_Problem to solve_: Copy out the lines of the listing verbatim, starting with the line that contains "- svg-text:12/7: 12/7: [243, 441, 248, 449]" and ending with the line that contains "- wire M118 output: [428, 166, 469, 181]", both included.

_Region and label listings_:
══════════
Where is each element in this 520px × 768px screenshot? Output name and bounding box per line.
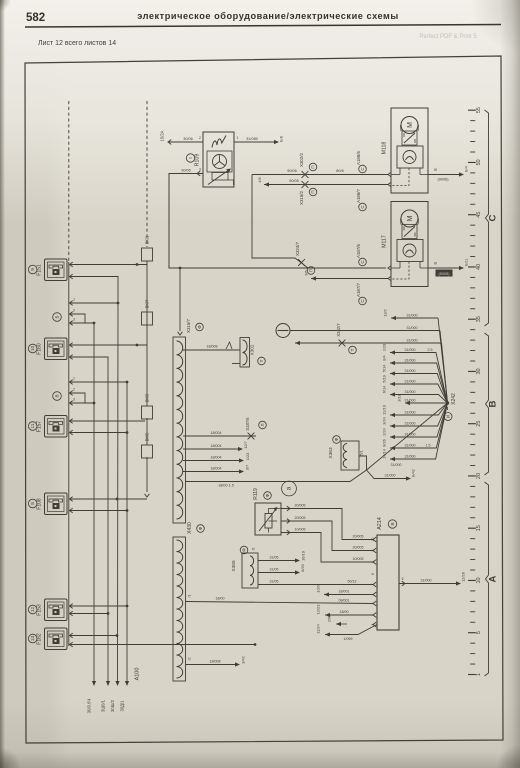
- svg-text:12/7: 12/7: [243, 441, 248, 449]
- svg-text:18/004: 18/004: [211, 467, 222, 471]
- page number 582: [26, 12, 45, 24]
- svg-text:20/005: 20/005: [295, 504, 306, 508]
- wire X242 ray 6/14: [382, 385, 448, 403]
- svg-text:X242: X242: [451, 393, 457, 405]
- svg-text:7: 7: [371, 583, 375, 585]
- svg-text:A100: A100: [135, 668, 141, 681]
- wire X365 out3 to A214 pin7: [258, 580, 376, 587]
- wire A214 pin4: [316, 615, 378, 641]
- svg-text:A214: A214: [377, 517, 383, 530]
- svg-text:13: 13: [30, 636, 35, 642]
- wire F157.1: [70, 419, 146, 424]
- svg-text:31/000: 31/000: [421, 579, 432, 583]
- coordinate ruler: [468, 107, 482, 676]
- svg-text:31/000: 31/000: [405, 348, 416, 352]
- A214 pin numbers: [371, 538, 375, 626]
- svg-text:X342/7: X342/7: [336, 323, 341, 337]
- svg-text:4/6: 4/6: [258, 177, 262, 182]
- svg-text:III: III: [434, 262, 437, 266]
- svg-text:F108: F108: [37, 498, 43, 510]
- wire M118 output: [428, 166, 469, 181]
- svg-text:18/008: 18/008: [207, 345, 218, 349]
- wire X242 ray 8/26: [382, 403, 448, 450]
- wire A214 output pin5: [399, 572, 466, 586]
- wire F153.1: [70, 604, 129, 609]
- svg-text:t: t: [188, 157, 193, 159]
- svg-text:C: C: [488, 214, 499, 221]
- wire R109 pin3 big L to M117: [169, 169, 386, 269]
- splice box ВК/1: [142, 235, 153, 261]
- wire M117 output: [428, 258, 469, 276]
- wire X242 ray 13/2: [383, 309, 448, 403]
- svg-text:Л: Л: [260, 423, 265, 426]
- node cluster 2: [53, 377, 129, 406]
- svg-text:III: III: [434, 168, 437, 172]
- wire F151.2 down to V3: [70, 274, 119, 303]
- svg-text:10/005: 10/005: [353, 557, 364, 561]
- svg-text:31/05: 31/05: [270, 556, 279, 560]
- svg-text:(9006): (9006): [438, 178, 450, 182]
- svg-text:10/005: 10/005: [295, 528, 306, 532]
- wire F151.1 to splice line: [70, 262, 148, 267]
- svg-text:M: M: [407, 215, 414, 221]
- control unit A214: [377, 517, 399, 630]
- svg-text:35: 35: [476, 316, 482, 322]
- svg-text:Ф: Ф: [334, 437, 339, 441]
- svg-text:8: 8: [30, 502, 35, 505]
- svg-text:Б: Б: [55, 315, 60, 318]
- motor unit M118: [382, 108, 429, 193]
- svg-text:5: 5: [476, 631, 482, 634]
- svg-text:20/005: 20/005: [353, 546, 364, 550]
- wire A214 pin1: [316, 584, 377, 597]
- splice box ВК/5: [142, 393, 153, 419]
- svg-text:40: 40: [476, 264, 482, 270]
- svg-text:18/004: 18/004: [211, 431, 222, 435]
- svg-text:Ф: Ф: [242, 548, 247, 552]
- svg-text:8/4: 8/4: [382, 354, 387, 360]
- svg-text:582: 582: [26, 12, 45, 24]
- resistor unit R109: [186, 132, 238, 187]
- wire X131 S187/6: [183, 417, 266, 440]
- svg-text:31/080: 31/080: [246, 137, 258, 141]
- connector X365: [231, 546, 258, 588]
- svg-text:Ф: Ф: [197, 325, 202, 329]
- svg-text:6/14: 6/14: [382, 385, 387, 393]
- svg-text:ВК/5: ВК/5: [145, 393, 150, 402]
- svg-text:20/005: 20/005: [295, 516, 306, 520]
- svg-text:2: 2: [73, 388, 75, 392]
- wire X365 out1: [258, 551, 306, 562]
- wire X242 ray 3/24: [382, 403, 448, 428]
- svg-text:1/059: 1/059: [344, 637, 353, 641]
- svg-text:31/05: 31/05: [270, 580, 279, 584]
- wire A214 pin2: [316, 605, 377, 618]
- svg-text:1/20: 1/20: [316, 584, 321, 592]
- wire X365 out2: [258, 563, 305, 574]
- svg-text:31/000: 31/000: [405, 422, 416, 426]
- wire X242 ray 5/19: [382, 375, 448, 403]
- splice node X242: [444, 393, 457, 421]
- svg-text:Т: Т: [350, 348, 355, 351]
- wire R119 out1 to A214 pin10: [281, 504, 376, 542]
- sheet caption: [38, 40, 116, 47]
- zone bracket A: [485, 482, 499, 676]
- svg-text:30/06: 30/06: [181, 169, 191, 173]
- svg-text:X315/2: X315/2: [299, 190, 304, 204]
- svg-text:/1: /1: [188, 595, 192, 598]
- svg-text:11/24: 11/24: [316, 623, 321, 633]
- svg-text:M118: M118: [382, 142, 388, 155]
- svg-text:а: а: [286, 486, 293, 490]
- svg-text:20/005: 20/005: [353, 535, 364, 539]
- svg-text:X302: X302: [250, 344, 255, 355]
- svg-text:18/00: 18/00: [340, 610, 349, 614]
- label A100: [135, 668, 141, 681]
- zone bracket C: [485, 110, 499, 326]
- svg-text:30: 30: [476, 368, 482, 374]
- wire branch X323/7: [252, 175, 308, 269]
- svg-text:1: 1: [73, 377, 75, 381]
- svg-text:1/23: 1/23: [245, 453, 250, 461]
- wire: left feeder bus (dashed top): [68, 101, 70, 646]
- svg-text:31/000: 31/000: [405, 369, 416, 373]
- svg-text:18/008: 18/008: [210, 660, 221, 664]
- wire X242 ray 3/41: [295, 323, 448, 403]
- svg-text:5/1: 5/1: [360, 451, 364, 456]
- wire X131 pin 1/23: [183, 453, 250, 463]
- svg-text:В: В: [390, 522, 395, 525]
- svg-text:30Ш/2: 30Ш/2: [110, 699, 115, 712]
- svg-text:9: 9: [371, 549, 375, 551]
- svg-text:1: 1: [73, 298, 75, 302]
- svg-text:ВК/7: ВК/7: [145, 299, 150, 308]
- fuse F108: [28, 493, 67, 515]
- wire R119 out3 to A214 pin8: [281, 528, 376, 565]
- svg-text:3/7: 3/7: [245, 465, 250, 470]
- svg-text:C: C: [360, 260, 365, 264]
- fuse F162: [28, 628, 67, 650]
- svg-text:C: C: [360, 205, 365, 209]
- svg-text:50/12: 50/12: [348, 580, 357, 584]
- svg-text:Ф: Ф: [265, 493, 270, 497]
- wire X131 pin 12/7: [183, 441, 248, 451]
- svg-text:X302/2: X302/2: [299, 152, 304, 166]
- svg-text:X323/7: X323/7: [295, 241, 300, 255]
- svg-text:9/6: 9/6: [305, 270, 309, 275]
- svg-text:31/000: 31/000: [405, 455, 416, 459]
- wire X242 ray 3/18: [397, 394, 448, 405]
- svg-text:31/000: 31/000: [405, 390, 416, 394]
- wire F108.1: [70, 497, 148, 502]
- svg-text:1: 1: [476, 673, 482, 676]
- svg-text:3/24: 3/24: [382, 416, 387, 424]
- wire X131 pin 3/7: [183, 465, 250, 474]
- svg-text:F157: F157: [37, 421, 43, 433]
- node cluster 1: [53, 298, 120, 326]
- svg-text:B: B: [488, 400, 499, 407]
- svg-text:2: 2: [199, 136, 201, 140]
- wire F162.2 long: [70, 642, 257, 647]
- svg-text:/2: /2: [188, 658, 192, 661]
- wire F153.2: [70, 611, 110, 616]
- label A187/7: [356, 282, 366, 304]
- wire X242 ray 12/19: [382, 403, 448, 417]
- label A188/6: [356, 150, 366, 172]
- svg-text:F151: F151: [37, 264, 43, 276]
- svg-text:30/0.6Ч: 30/0.6Ч: [87, 699, 92, 714]
- svg-text:электрическое оборудование/эле: электрическое оборудование/электрические…: [137, 11, 399, 21]
- wire F108.2: [70, 508, 129, 513]
- svg-text:M: M: [407, 122, 414, 128]
- wire X242 ray minus: [290, 326, 448, 403]
- svg-text:20: 20: [476, 473, 482, 479]
- svg-text:2/24: 2/24: [382, 427, 387, 435]
- wire X242 ray 5/14: [382, 364, 448, 403]
- wire R109 pin1 right: [234, 136, 284, 144]
- svg-text:F162: F162: [37, 633, 43, 645]
- svg-text:18/004: 18/004: [211, 444, 222, 448]
- wire V1 drop: [87, 323, 97, 713]
- svg-text:ВК/5: ВК/5: [145, 432, 150, 441]
- fuse F151: [28, 259, 67, 281]
- svg-text:31/000: 31/000: [391, 463, 402, 467]
- svg-text:31/000: 31/000: [407, 339, 418, 343]
- wire V4 drop: [120, 382, 130, 712]
- svg-text:В: В: [55, 394, 60, 397]
- svg-text:П: П: [309, 269, 314, 272]
- svg-text:Perfect PDF & Print 5: Perfect PDF & Print 5: [419, 34, 477, 40]
- svg-text:18/004: 18/004: [211, 456, 222, 460]
- svg-text:50: 50: [476, 159, 482, 165]
- wire V3 drop: [110, 303, 120, 712]
- connector cross X315/2: [299, 181, 317, 205]
- svg-text:31/000: 31/000: [405, 380, 416, 384]
- resistor R119: [253, 488, 281, 535]
- svg-text:F153: F153: [37, 604, 43, 616]
- wire X430 pin2: [186, 656, 246, 666]
- svg-text:3: 3: [73, 398, 75, 402]
- svg-text:16/19: 16/19: [301, 551, 306, 561]
- splice box ВК/5: [142, 432, 153, 458]
- svg-text:5/19: 5/19: [382, 375, 387, 383]
- svg-text:A: A: [488, 575, 499, 582]
- fuse F160: [28, 338, 67, 360]
- svg-text:6: 6: [371, 573, 375, 575]
- svg-text:12/19: 12/19: [382, 405, 387, 415]
- svg-text:3: 3: [199, 168, 201, 172]
- svg-text:12/26: 12/26: [461, 572, 466, 582]
- connector X131: [173, 337, 186, 523]
- connector cross X302/2: [299, 152, 317, 177]
- svg-text:12/23: 12/23: [316, 605, 321, 615]
- svg-text:Б/42: Б/42: [412, 469, 416, 477]
- svg-text:5/14: 5/14: [382, 364, 387, 372]
- svg-text:/3: /3: [252, 547, 256, 550]
- svg-text:X365: X365: [231, 560, 237, 572]
- svg-text:10: 10: [371, 538, 375, 542]
- fuse F157: [28, 416, 67, 438]
- svg-text:A187/6: A187/6: [356, 243, 361, 257]
- wire X131 bottom pin long: [186, 470, 367, 488]
- connector X363: [328, 436, 364, 470]
- wire F162.1: [70, 633, 119, 638]
- svg-text:И: И: [446, 415, 451, 418]
- wire X131 to X302: [183, 342, 240, 350]
- svg-text:31/000: 31/000: [405, 411, 416, 415]
- svg-text:X363: X363: [328, 447, 334, 459]
- svg-text:15: 15: [476, 525, 482, 531]
- faint watermark: [419, 34, 477, 40]
- label A188/7: [356, 188, 366, 210]
- svg-text:18/00: 18/00: [216, 597, 225, 601]
- label A187/6: [356, 243, 391, 270]
- svg-text:08/001: 08/001: [339, 599, 350, 603]
- svg-text:6/20: 6/20: [300, 563, 305, 571]
- wire to M118 pin2: [258, 177, 391, 187]
- svg-text:3Ш0/1: 3Ш0/1: [101, 699, 106, 712]
- svg-text:90/05: 90/05: [289, 179, 299, 183]
- wire R119 out2 to A214 pin9: [281, 516, 376, 553]
- svg-text:30/06: 30/06: [183, 137, 193, 141]
- splice box ВК/7: [142, 299, 153, 325]
- connector cross X323/7: [295, 241, 315, 274]
- svg-text:31/000: 31/000: [407, 326, 418, 330]
- svg-text:10: 10: [476, 577, 482, 583]
- svg-text:18/001: 18/001: [339, 590, 350, 594]
- svg-text:31/000: 31/000: [385, 474, 396, 478]
- svg-text:1/29: 1/29: [382, 344, 387, 352]
- svg-text:12: 12: [30, 607, 35, 613]
- wire: second feeder line (dashed top): [145, 101, 150, 497]
- wire F157.2: [70, 430, 129, 435]
- svg-text:25: 25: [476, 421, 482, 427]
- svg-text:1: 1: [237, 136, 239, 140]
- svg-text:Ф: Ф: [198, 526, 203, 530]
- wire F160.1: [70, 343, 148, 348]
- svg-text:Лист 12 всего листов 14: Лист 12 всего листов 14: [38, 40, 116, 47]
- ground terminal (minus): [276, 324, 290, 338]
- wire X363 to X242: [359, 403, 448, 470]
- wire to M118 pin1: [252, 169, 391, 177]
- svg-text:A187/7: A187/7: [356, 282, 361, 296]
- header rule: [25, 25, 501, 28]
- wire X363 branch out: [367, 469, 416, 480]
- label 1.5: [426, 444, 431, 448]
- circled node a: [282, 481, 297, 496]
- svg-text:1.5: 1.5: [426, 444, 431, 448]
- header title: [137, 11, 399, 21]
- svg-text:55: 55: [476, 107, 482, 113]
- svg-text:2/08: 2/08: [327, 615, 332, 623]
- wire X131 top pin X315/7: [178, 267, 204, 335]
- wire F160.2 down: [70, 355, 109, 681]
- svg-text:80/6: 80/6: [336, 169, 343, 173]
- svg-text:15/2А: 15/2А: [160, 130, 165, 141]
- zone bracket B: [485, 333, 499, 475]
- svg-text:Б/8: Б/8: [280, 136, 284, 142]
- svg-text:R109: R109: [195, 154, 201, 167]
- svg-text:X315/7: X315/7: [186, 318, 191, 332]
- wire V2 drop label: [101, 681, 111, 712]
- svg-text:F160: F160: [37, 343, 43, 355]
- wire X242 ray 1/29: [382, 344, 448, 403]
- wire R109 pin2 left: [160, 130, 204, 144]
- svg-text:31/000: 31/000: [407, 314, 418, 318]
- svg-text:9: 9: [30, 268, 35, 271]
- wire to M117 pin2: [305, 270, 392, 281]
- svg-text:Б/11: Б/11: [465, 258, 469, 266]
- svg-text:M117: M117: [382, 235, 388, 248]
- fuse F153: [28, 599, 67, 621]
- svg-text:П: П: [311, 165, 316, 168]
- svg-text:90/06: 90/06: [287, 169, 297, 173]
- svg-text:10: 10: [30, 346, 35, 352]
- svg-text:Б/4: Б/4: [465, 166, 469, 172]
- svg-text:A188/6: A188/6: [356, 150, 361, 164]
- svg-text:3: 3: [73, 318, 75, 322]
- svg-text:8/26: 8/26: [382, 439, 387, 447]
- svg-text:R119: R119: [253, 488, 259, 500]
- svg-text:3/42: 3/42: [241, 656, 246, 664]
- svg-text:31/000: 31/000: [405, 444, 416, 448]
- svg-text:A188/7: A188/7: [356, 188, 361, 202]
- svg-text:2.5: 2.5: [428, 348, 433, 352]
- svg-text:(9005): (9005): [439, 272, 451, 276]
- svg-text:18/00 1.5: 18/00 1.5: [218, 484, 234, 488]
- wire X242 ray 14/14: [382, 403, 448, 461]
- svg-text:S187/6: S187/6: [245, 417, 250, 431]
- svg-text:П: П: [311, 190, 316, 193]
- connector X302: [232, 338, 265, 368]
- svg-text:31/05: 31/05: [270, 568, 279, 572]
- svg-text:C: C: [360, 167, 365, 171]
- svg-text:11: 11: [30, 423, 35, 428]
- svg-text:45: 45: [476, 212, 482, 218]
- motor unit M117: [382, 202, 429, 287]
- svg-text:Т: Т: [259, 359, 264, 362]
- svg-text:13/2: 13/2: [383, 309, 388, 317]
- svg-text:5: 5: [402, 577, 404, 581]
- svg-text:31/000: 31/000: [405, 399, 416, 403]
- svg-text:X430: X430: [187, 522, 193, 534]
- svg-text:ВК/1: ВК/1: [145, 235, 150, 244]
- label 2.5: [428, 348, 433, 352]
- wire X242 ray 8/4: [382, 354, 448, 403]
- wire A214 pin3 from X430: [186, 595, 377, 606]
- svg-text:C: C: [360, 299, 365, 303]
- connector X430: [173, 522, 204, 681]
- svg-text:2: 2: [73, 309, 75, 313]
- svg-text:3/18: 3/18: [397, 394, 402, 402]
- svg-text:8: 8: [371, 561, 375, 563]
- svg-text:31/000: 31/000: [405, 359, 416, 363]
- svg-text:30Д/1: 30Д/1: [120, 700, 125, 712]
- wire X242 ray 2/24: [382, 403, 448, 439]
══════════
_Solution_:
- svg-text:12/7: 12/7: [243, 441, 248, 449]
- svg-text:18/004: 18/004: [211, 467, 222, 471]
- page number 582: [26, 12, 45, 24]
- svg-text:20/005: 20/005: [295, 504, 306, 508]
- wire X242 ray 6/14: [382, 385, 448, 403]
- svg-text:X242: X242: [451, 393, 457, 405]
- svg-text:7: 7: [371, 583, 375, 585]
- svg-text:A100: A100: [135, 668, 141, 681]
- wire X365 out3 to A214 pin7: [258, 580, 376, 587]
- wire A214 pin4: [316, 615, 378, 641]
- svg-text:A214: A214: [377, 517, 383, 530]
- svg-text:13: 13: [30, 636, 35, 642]
- wire F157.1: [70, 419, 146, 424]
- svg-text:31/000: 31/000: [421, 579, 432, 583]
- coordinate ruler: [468, 107, 482, 676]
- svg-text:31/000: 31/000: [405, 348, 416, 352]
- A214 pin numbers: [371, 538, 375, 626]
- svg-text:X342/7: X342/7: [336, 323, 341, 337]
- svg-text:4/6: 4/6: [258, 177, 262, 182]
- svg-text:III: III: [434, 262, 437, 266]
- svg-text:F108: F108: [37, 498, 43, 510]
- wire M118 output: [428, 166, 469, 181]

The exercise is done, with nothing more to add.